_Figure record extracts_
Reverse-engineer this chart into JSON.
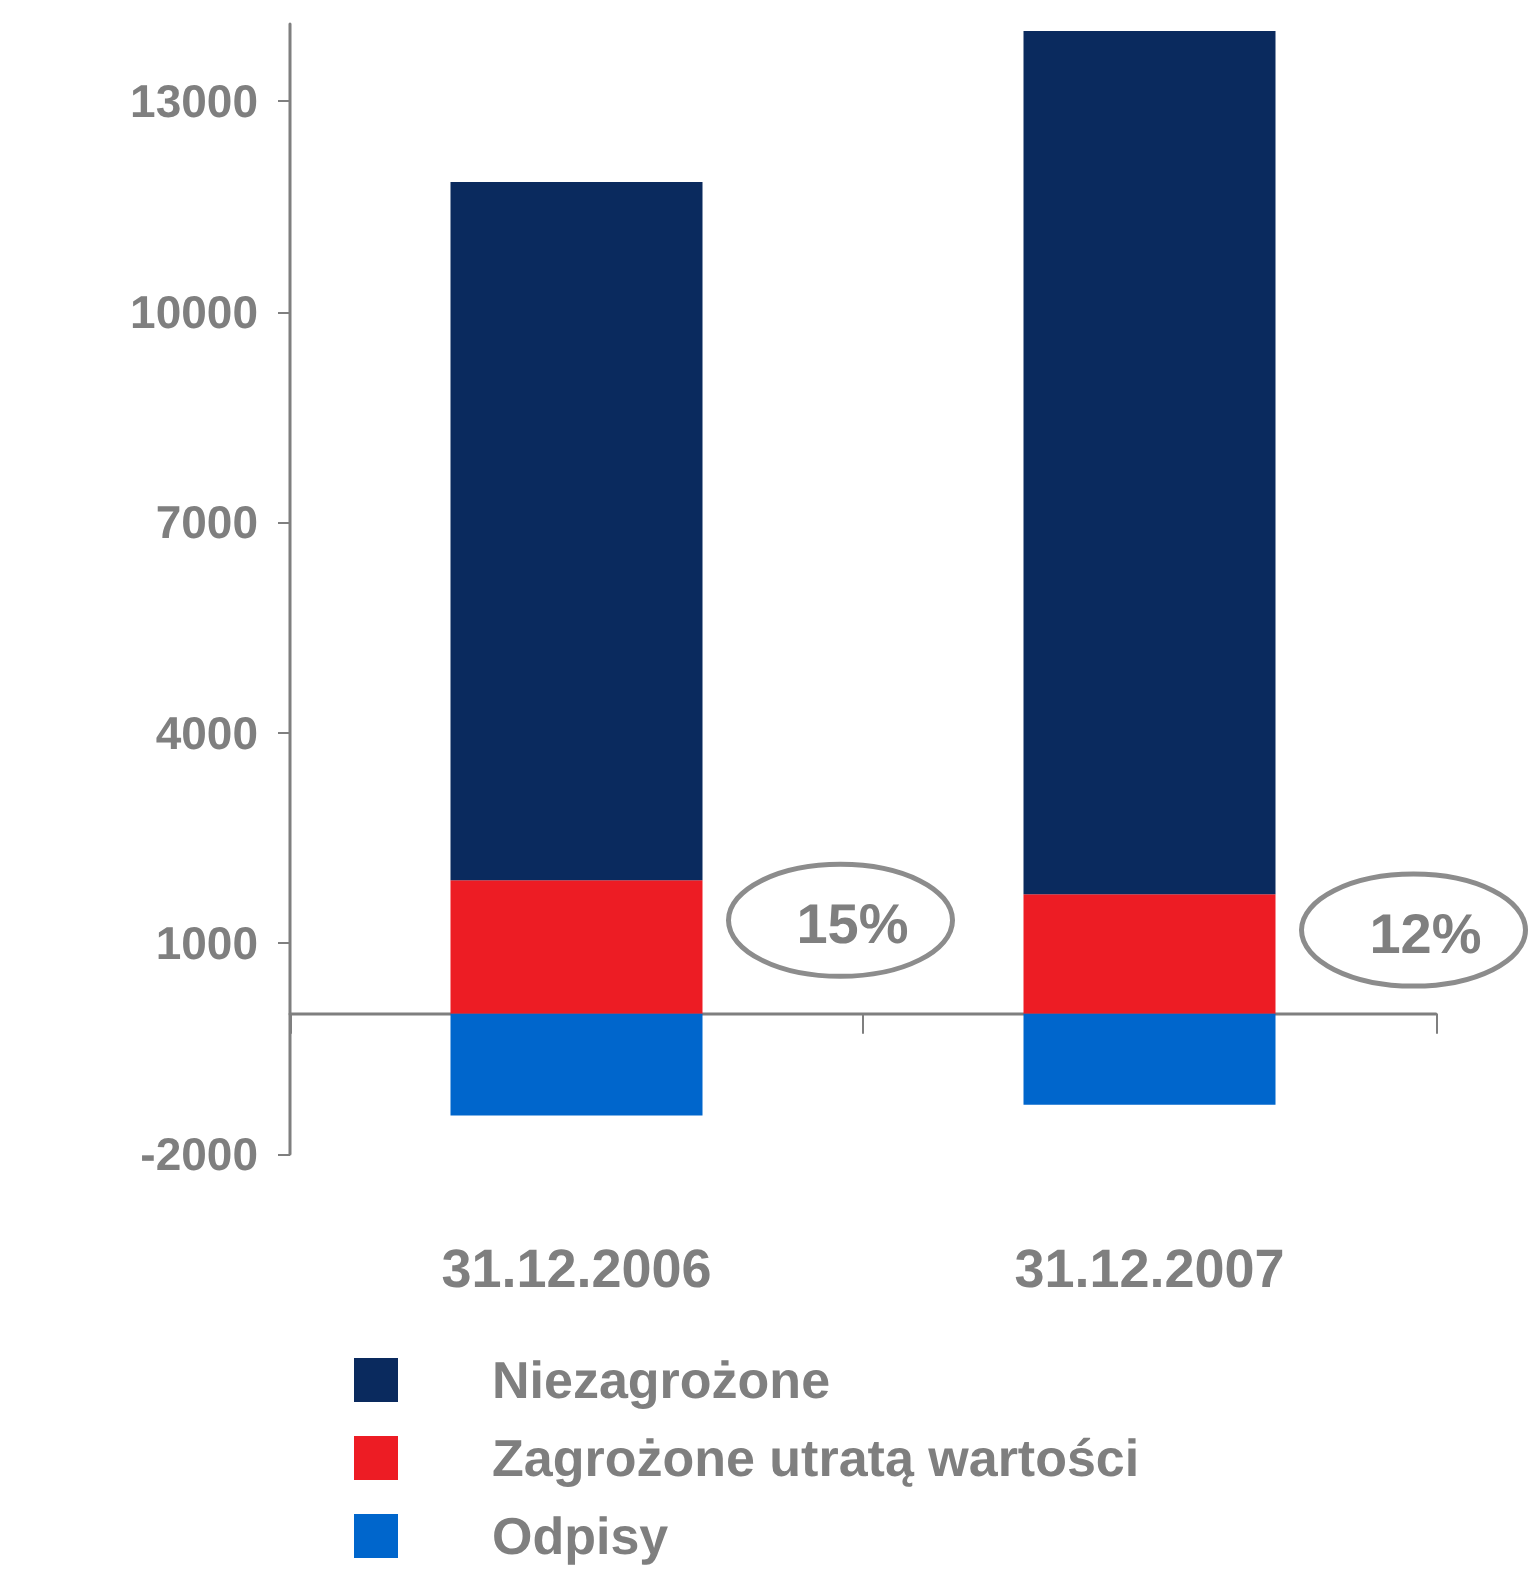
{
  "chart_data": {
    "type": "bar",
    "stacked": true,
    "categories": [
      "31.12.2006",
      "31.12.2007"
    ],
    "series": [
      {
        "name": "Zagrożone utratą wartości",
        "color": "#ed1c24",
        "values": [
          1900,
          1700
        ]
      },
      {
        "name": "Niezagrożone",
        "color": "#0a2a5e",
        "values": [
          9950,
          12300
        ]
      },
      {
        "name": "Odpisy",
        "color": "#0066cc",
        "values": [
          -1450,
          -1300
        ]
      }
    ],
    "ylim": [
      -2000,
      14100
    ],
    "yticks": [
      -2000,
      1000,
      4000,
      7000,
      10000,
      13000
    ],
    "annotations": [
      "15%",
      "12%"
    ],
    "grid": false,
    "legend": "bottom"
  }
}
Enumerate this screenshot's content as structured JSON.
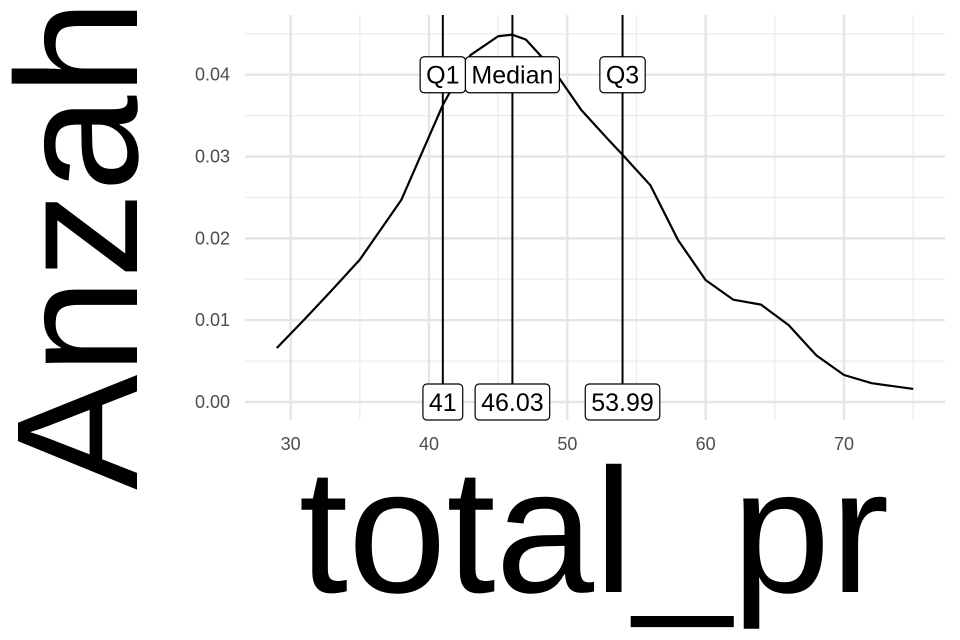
{
  "chart_data": {
    "type": "density",
    "x_label": "total_pr",
    "y_label": "Anzahl",
    "xlim": [
      26.7,
      77.3
    ],
    "ylim": [
      -0.0022,
      0.0473
    ],
    "xticks": [
      30,
      40,
      50,
      60,
      70
    ],
    "yticks": [
      {
        "value": 0,
        "label": "0.00"
      },
      {
        "value": 0.01,
        "label": "0.01"
      },
      {
        "value": 0.02,
        "label": "0.02"
      },
      {
        "value": 0.03,
        "label": "0.03"
      },
      {
        "value": 0.04,
        "label": "0.04"
      }
    ],
    "x_minor_breaks": [
      35,
      45,
      55,
      65,
      75
    ],
    "y_minor_breaks": [
      0.005,
      0.015,
      0.025,
      0.035,
      0.045
    ],
    "grid": true,
    "series": [
      {
        "color": "#000000",
        "x": [
          29,
          31,
          33,
          35,
          38,
          41,
          43,
          45,
          46,
          47,
          49,
          51,
          53,
          54,
          56,
          58,
          60,
          62,
          64,
          66,
          68,
          70,
          72,
          75
        ],
        "values": [
          0.0066,
          0.0101,
          0.0137,
          0.0174,
          0.0247,
          0.0363,
          0.0424,
          0.0447,
          0.0449,
          0.0443,
          0.0406,
          0.0357,
          0.032,
          0.0302,
          0.0265,
          0.0198,
          0.0149,
          0.0125,
          0.0119,
          0.0094,
          0.0057,
          0.0033,
          0.0023,
          0.0016
        ]
      }
    ],
    "vlines": [
      {
        "name": "Q1",
        "value": 41,
        "value_label": "41"
      },
      {
        "name": "Median",
        "value": 46.03,
        "value_label": "46.03"
      },
      {
        "name": "Q3",
        "value": 53.99,
        "value_label": "53.99"
      }
    ],
    "label_y_top": 0.04,
    "label_y_bottom": 0
  }
}
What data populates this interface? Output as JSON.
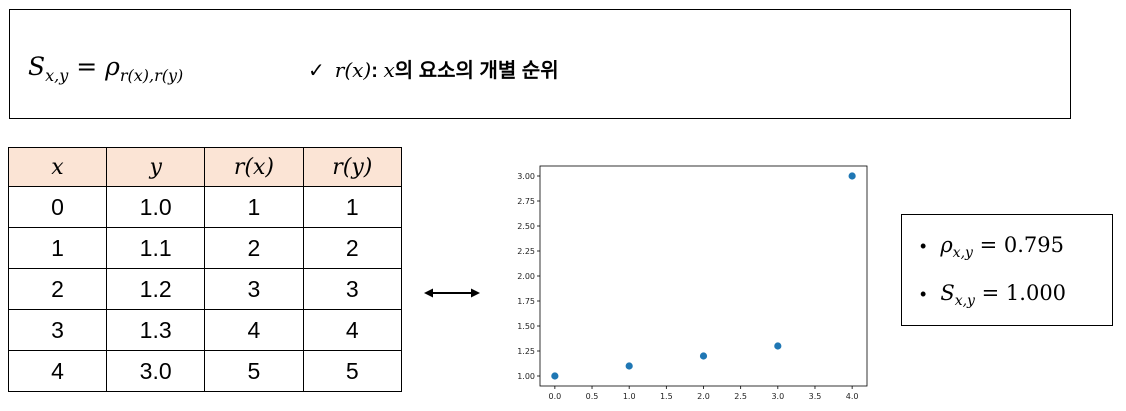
{
  "formula": {
    "lhs": "S",
    "lhs_sub": "x,y",
    "equals": "=",
    "rhs": "ρ",
    "rhs_sub_1": "r(x)",
    "rhs_sub_sep": ",",
    "rhs_sub_2": "r(y)",
    "note_check": "✓",
    "note_term": "r(x)",
    "note_colon": ":",
    "note_var": "x",
    "note_text": "의 요소의 개별 순위"
  },
  "table": {
    "headers": [
      "x",
      "y",
      "r(x)",
      "r(y)"
    ],
    "rows": [
      [
        "0",
        "1.0",
        "1",
        "1"
      ],
      [
        "1",
        "1.1",
        "2",
        "2"
      ],
      [
        "2",
        "1.2",
        "3",
        "3"
      ],
      [
        "3",
        "1.3",
        "4",
        "4"
      ],
      [
        "4",
        "3.0",
        "5",
        "5"
      ]
    ],
    "header_color": "#fbe4d5"
  },
  "chart_data": {
    "type": "scatter",
    "x": [
      0.0,
      1.0,
      2.0,
      3.0,
      4.0
    ],
    "y": [
      1.0,
      1.1,
      1.2,
      1.3,
      3.0
    ],
    "xticks": [
      "0.0",
      "0.5",
      "1.0",
      "1.5",
      "2.0",
      "2.5",
      "3.0",
      "3.5",
      "4.0"
    ],
    "yticks": [
      "1.00",
      "1.25",
      "1.50",
      "1.75",
      "2.00",
      "2.25",
      "2.50",
      "2.75",
      "3.00"
    ],
    "xlim": [
      -0.2,
      4.2
    ],
    "ylim": [
      0.9,
      3.1
    ],
    "marker_color": "#1f77b4",
    "grid": false
  },
  "results": {
    "rho_symbol": "ρ",
    "rho_sub": "x,y",
    "rho_value": "= 0.795",
    "s_symbol": "S",
    "s_sub": "x,y",
    "s_value": "= 1.000",
    "bullet": "•"
  }
}
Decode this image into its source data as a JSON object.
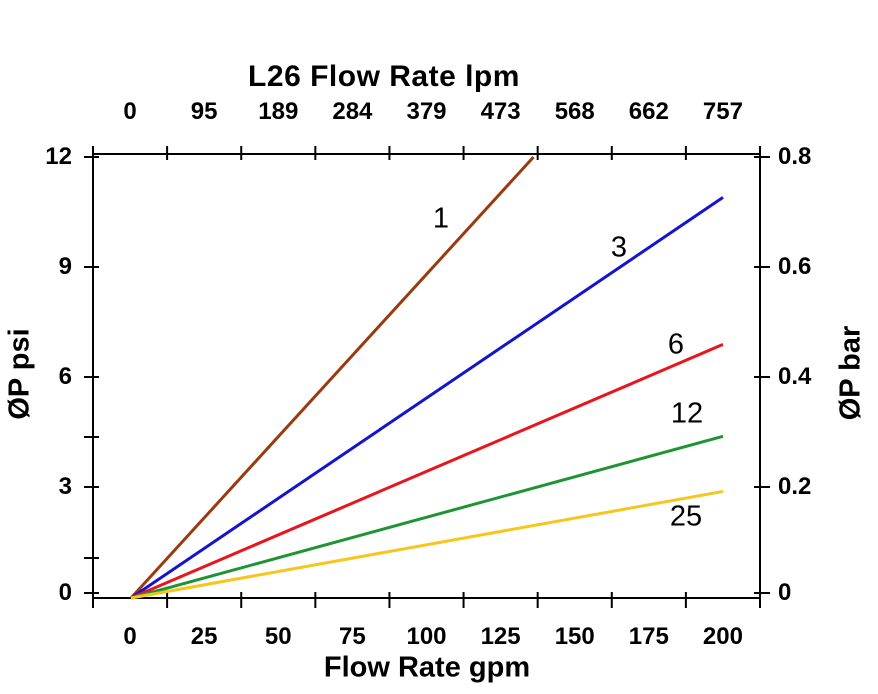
{
  "chart_data": {
    "type": "line",
    "title": "L26 Flow Rate lpm",
    "xlabel_bottom": "Flow Rate gpm",
    "ylabel_left": "ØP psi",
    "ylabel_right": "ØP bar",
    "x_top_axis": {
      "unit": "lpm",
      "ticklabels": [
        "0",
        "95",
        "189",
        "284",
        "379",
        "473",
        "568",
        "662",
        "757"
      ]
    },
    "x_bottom_axis": {
      "unit": "gpm",
      "ticklabels": [
        "0",
        "25",
        "50",
        "75",
        "100",
        "125",
        "150",
        "175",
        "200"
      ],
      "range": [
        0,
        200
      ]
    },
    "y_left_axis": {
      "unit": "psi",
      "ticklabels_top_to_bottom": [
        "12",
        "9",
        "6",
        "3",
        "0"
      ],
      "range": [
        0,
        12
      ]
    },
    "y_right_axis": {
      "unit": "bar",
      "ticklabels_top_to_bottom": [
        "0.8",
        "0.6",
        "0.4",
        "0.2",
        "0"
      ],
      "range": [
        0,
        0.8
      ]
    },
    "axis_color": "#000000",
    "background_color": "#ffffff",
    "series": [
      {
        "label": "1",
        "color": "#9a3a10",
        "points_gpm_psi": [
          [
            0,
            0
          ],
          [
            136,
            12
          ]
        ]
      },
      {
        "label": "3",
        "color": "#1414cc",
        "points_gpm_psi": [
          [
            0,
            0
          ],
          [
            200,
            10.9
          ]
        ]
      },
      {
        "label": "6",
        "color": "#e8151d",
        "points_gpm_psi": [
          [
            0,
            0
          ],
          [
            200,
            6.9
          ]
        ]
      },
      {
        "label": "12",
        "color": "#1f9434",
        "points_gpm_psi": [
          [
            0,
            0
          ],
          [
            200,
            4.4
          ]
        ]
      },
      {
        "label": "25",
        "color": "#f6c61b",
        "points_gpm_psi": [
          [
            0,
            0
          ],
          [
            200,
            2.9
          ]
        ]
      }
    ]
  }
}
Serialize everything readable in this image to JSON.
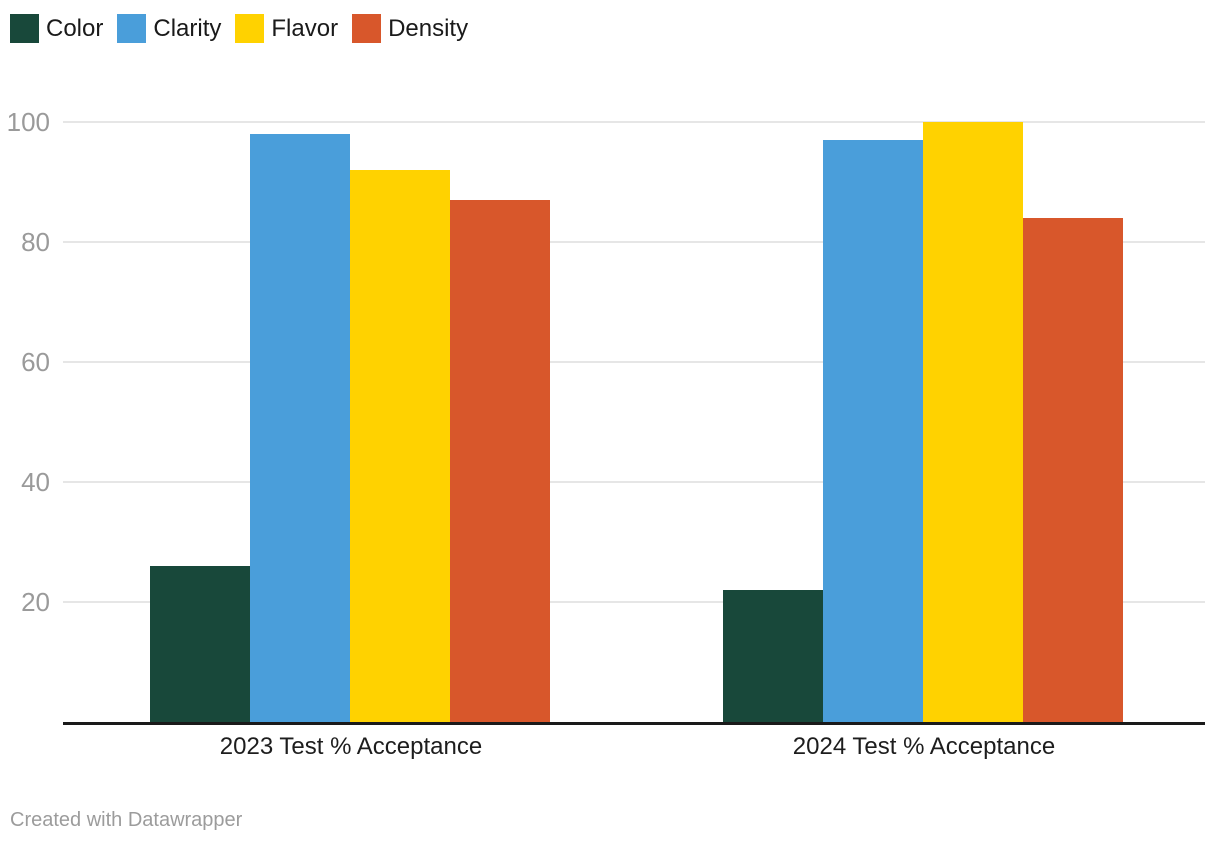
{
  "legend": {
    "items": [
      {
        "label": "Color",
        "color": "#18483a"
      },
      {
        "label": "Clarity",
        "color": "#4a9eda"
      },
      {
        "label": "Flavor",
        "color": "#ffd200"
      },
      {
        "label": "Density",
        "color": "#d8572b"
      }
    ]
  },
  "footer": {
    "attribution": "Created with Datawrapper"
  },
  "chart_data": {
    "type": "bar",
    "title": "",
    "categories": [
      "2023 Test % Acceptance",
      "2024 Test % Acceptance"
    ],
    "series": [
      {
        "name": "Color",
        "color": "#18483a",
        "values": [
          26,
          22
        ]
      },
      {
        "name": "Clarity",
        "color": "#4a9eda",
        "values": [
          98,
          97
        ]
      },
      {
        "name": "Flavor",
        "color": "#ffd200",
        "values": [
          92,
          100
        ]
      },
      {
        "name": "Density",
        "color": "#d8572b",
        "values": [
          87,
          84
        ]
      }
    ],
    "xlabel": "",
    "ylabel": "",
    "ylim": [
      0,
      100
    ],
    "yticks": [
      20,
      40,
      60,
      80,
      100
    ],
    "grid": true,
    "legend_position": "top-left",
    "colors": {
      "gridline": "#e6e6e6",
      "axis_line": "#1a1a1a",
      "tick_label": "#9a9a9a",
      "category_label": "#1d1d1d"
    },
    "attribution": "Created with Datawrapper"
  }
}
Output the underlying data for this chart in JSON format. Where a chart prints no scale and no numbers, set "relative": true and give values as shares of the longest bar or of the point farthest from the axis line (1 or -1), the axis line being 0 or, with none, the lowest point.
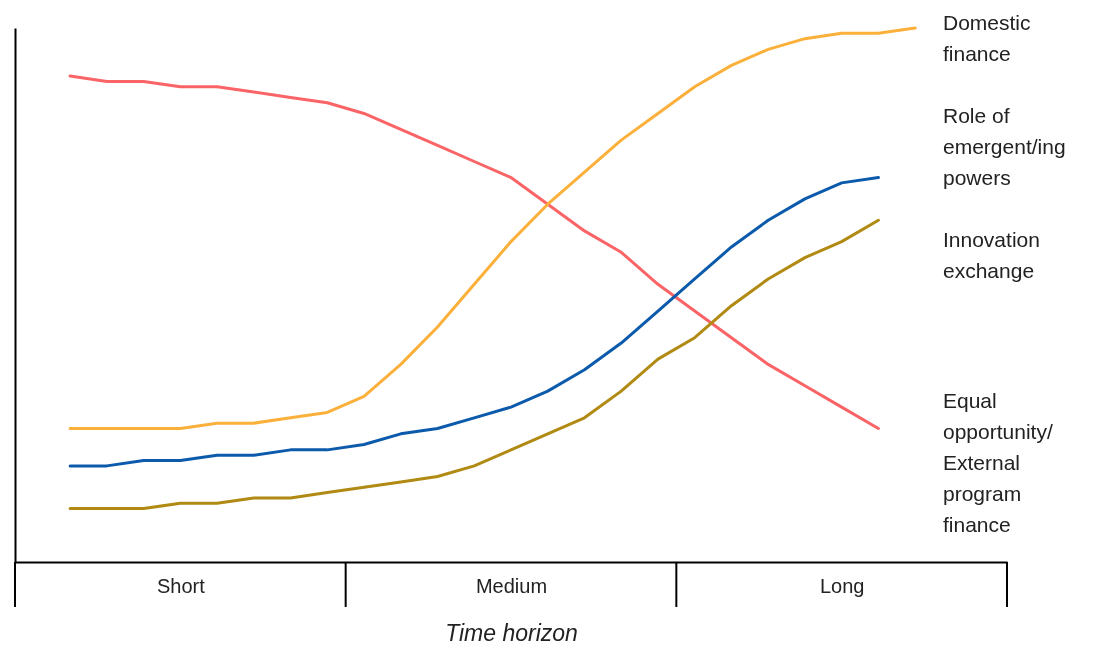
{
  "chart_data": {
    "type": "line",
    "relative": true,
    "xlabel": "Time horizon",
    "categories": [
      null,
      null,
      null,
      null,
      "Short",
      null,
      null,
      null,
      null,
      null,
      null,
      null,
      null,
      "Medium",
      null,
      null,
      null,
      null,
      null,
      null,
      null,
      null,
      "Long",
      null,
      null,
      null,
      null
    ],
    "series": [
      {
        "name": "Equal opportunity/External program finance",
        "color": "#fb6467",
        "values": [
          null,
          0.91,
          0.9,
          0.9,
          0.89,
          0.89,
          0.88,
          0.87,
          0.86,
          0.84,
          0.81,
          0.78,
          0.75,
          0.72,
          0.67,
          0.62,
          0.58,
          0.52,
          0.47,
          0.42,
          0.37,
          0.33,
          0.29,
          0.25,
          null,
          null,
          null
        ]
      },
      {
        "name": "Domestic finance",
        "color": "#fbb03b",
        "values": [
          null,
          0.25,
          0.25,
          0.25,
          0.25,
          0.26,
          0.26,
          0.27,
          0.28,
          0.31,
          0.37,
          0.44,
          0.52,
          0.6,
          0.67,
          0.73,
          0.79,
          0.84,
          0.89,
          0.93,
          0.96,
          0.98,
          0.99,
          0.99,
          1.0,
          null,
          null
        ]
      },
      {
        "name": "Role of emergent/ing powers",
        "color": "#0b5aab",
        "values": [
          null,
          0.18,
          0.18,
          0.19,
          0.19,
          0.2,
          0.2,
          0.21,
          0.21,
          0.22,
          0.24,
          0.25,
          0.27,
          0.29,
          0.32,
          0.36,
          0.41,
          0.47,
          0.53,
          0.59,
          0.64,
          0.68,
          0.71,
          0.72,
          null,
          null,
          null
        ]
      },
      {
        "name": "Innovation exchange",
        "color": "#b08a12",
        "values": [
          null,
          0.1,
          0.1,
          0.1,
          0.11,
          0.11,
          0.12,
          0.12,
          0.13,
          0.14,
          0.15,
          0.16,
          0.18,
          0.21,
          0.24,
          0.27,
          0.32,
          0.38,
          0.42,
          0.48,
          0.53,
          0.57,
          0.6,
          0.64,
          null,
          null,
          null
        ]
      }
    ]
  }
}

_Work required_
Consider the entries above and return each line with the string "Flow".

_Result_
    "title": "L26 Flow Rate lpm",
    "xlabel_bottom": "Flow Rate gpm",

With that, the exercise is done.